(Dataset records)
----

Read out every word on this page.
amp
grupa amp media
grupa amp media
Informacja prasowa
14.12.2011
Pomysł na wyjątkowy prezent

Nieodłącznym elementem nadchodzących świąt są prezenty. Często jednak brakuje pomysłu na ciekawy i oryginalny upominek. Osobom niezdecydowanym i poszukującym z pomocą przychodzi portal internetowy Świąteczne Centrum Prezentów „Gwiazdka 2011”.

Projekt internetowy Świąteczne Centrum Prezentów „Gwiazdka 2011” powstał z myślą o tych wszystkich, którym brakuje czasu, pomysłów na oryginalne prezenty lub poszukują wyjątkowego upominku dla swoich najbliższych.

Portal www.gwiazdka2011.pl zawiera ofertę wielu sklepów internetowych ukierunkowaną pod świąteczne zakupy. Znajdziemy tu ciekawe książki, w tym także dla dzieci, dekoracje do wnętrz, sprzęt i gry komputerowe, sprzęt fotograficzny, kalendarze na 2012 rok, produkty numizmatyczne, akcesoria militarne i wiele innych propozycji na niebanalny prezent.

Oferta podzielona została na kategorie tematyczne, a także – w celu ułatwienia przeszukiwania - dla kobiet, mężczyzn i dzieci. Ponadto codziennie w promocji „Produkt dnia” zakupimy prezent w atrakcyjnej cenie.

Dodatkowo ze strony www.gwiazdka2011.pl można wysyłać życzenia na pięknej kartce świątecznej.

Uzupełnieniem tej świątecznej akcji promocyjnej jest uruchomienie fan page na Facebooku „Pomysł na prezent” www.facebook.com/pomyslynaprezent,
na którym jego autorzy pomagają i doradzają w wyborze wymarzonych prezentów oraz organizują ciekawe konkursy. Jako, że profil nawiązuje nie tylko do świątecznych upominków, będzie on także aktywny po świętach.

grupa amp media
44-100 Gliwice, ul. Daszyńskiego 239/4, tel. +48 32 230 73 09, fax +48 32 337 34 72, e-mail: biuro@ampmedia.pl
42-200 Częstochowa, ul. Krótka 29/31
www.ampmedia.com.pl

----

_PROMPT_: Where a line of the records above holds the word "Centrum", copy that line.

_SOLUTION FOR THIS EXERCISE_:
Nieodłącznym elementem nadchodzących świąt są prezenty. Często jednak brakuje pomysłu na ciekawy i oryginalny upominek. Osobom niezdecydowanym i poszukującym z pomocą przychodzi portal internetowy Świąteczne Centrum Prezentów „Gwiazdka 2011”.
Projekt internetowy Świąteczne Centrum Prezentów „Gwiazdka 2011” powstał z myślą o tych wszystkich, którym brakuje czasu, pomysłów na oryginalne prezenty lub poszukują wyjątkowego upominku dla swoich najbliższych.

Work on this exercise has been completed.